◆ Goal
Exactly as they appear, output all of the entries.

◆ ◆ ◆ ◆

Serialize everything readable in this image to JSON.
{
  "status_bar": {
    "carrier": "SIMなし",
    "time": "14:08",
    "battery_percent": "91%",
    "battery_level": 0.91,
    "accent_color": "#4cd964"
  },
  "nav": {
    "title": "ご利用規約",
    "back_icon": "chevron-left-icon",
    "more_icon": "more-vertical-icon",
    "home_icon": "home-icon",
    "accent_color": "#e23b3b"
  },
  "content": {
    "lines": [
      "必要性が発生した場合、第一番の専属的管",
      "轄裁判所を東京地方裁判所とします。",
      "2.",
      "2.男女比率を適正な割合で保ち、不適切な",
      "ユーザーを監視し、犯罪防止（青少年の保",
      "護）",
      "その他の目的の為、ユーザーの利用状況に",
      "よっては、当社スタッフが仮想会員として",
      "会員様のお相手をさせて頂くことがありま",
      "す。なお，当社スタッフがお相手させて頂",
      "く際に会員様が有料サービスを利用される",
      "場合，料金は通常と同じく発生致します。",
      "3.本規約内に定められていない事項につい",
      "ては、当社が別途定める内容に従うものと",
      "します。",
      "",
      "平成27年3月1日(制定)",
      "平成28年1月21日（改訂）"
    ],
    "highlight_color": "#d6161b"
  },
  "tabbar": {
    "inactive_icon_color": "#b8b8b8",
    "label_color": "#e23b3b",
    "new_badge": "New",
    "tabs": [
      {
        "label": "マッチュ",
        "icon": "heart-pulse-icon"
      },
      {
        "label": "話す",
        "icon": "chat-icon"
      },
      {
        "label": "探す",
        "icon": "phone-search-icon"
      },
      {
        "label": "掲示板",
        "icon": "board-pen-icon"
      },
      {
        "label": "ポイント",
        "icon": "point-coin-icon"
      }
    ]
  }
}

◆ ◆ ◆ ◆

◆ Finished answer
Serialize everything readable in this image to JSON.
{
  "status_bar": {
    "carrier": "SIMなし",
    "time": "14:08",
    "battery_percent": "91%",
    "battery_level": 0.91,
    "accent_color": "#4cd964"
  },
  "nav": {
    "title": "ご利用規約",
    "back_icon": "chevron-left-icon",
    "more_icon": "more-vertical-icon",
    "home_icon": "home-icon",
    "accent_color": "#e23b3b"
  },
  "content": {
    "lines": [
      "必要性が発生した場合、第一番の専属的管",
      "轄裁判所を東京地方裁判所とします。",
      "2.",
      "2.男女比率を適正な割合で保ち、不適切な",
      "ユーザーを監視し、犯罪防止（青少年の保",
      "護）",
      "その他の目的の為、ユーザーの利用状況に",
      "よっては、当社スタッフが仮想会員として",
      "会員様のお相手をさせて頂くことがありま",
      "す。なお，当社スタッフがお相手させて頂",
      "く際に会員様が有料サービスを利用される",
      "場合，料金は通常と同じく発生致します。",
      "3.本規約内に定められていない事項につい",
      "ては、当社が別途定める内容に従うものと",
      "します。",
      "",
      "平成27年3月1日(制定)",
      "平成28年1月21日（改訂）"
    ],
    "highlight_color": "#d6161b"
  },
  "tabbar": {
    "inactive_icon_color": "#b8b8b8",
    "label_color": "#e23b3b",
    "new_badge": "New",
    "tabs": [
      {
        "label": "マッチュ",
        "icon": "heart-pulse-icon"
      },
      {
        "label": "話す",
        "icon": "chat-icon"
      },
      {
        "label": "探す",
        "icon": "phone-search-icon"
      },
      {
        "label": "掲示板",
        "icon": "board-pen-icon"
      },
      {
        "label": "ポイント",
        "icon": "point-coin-icon"
      }
    ]
  }
}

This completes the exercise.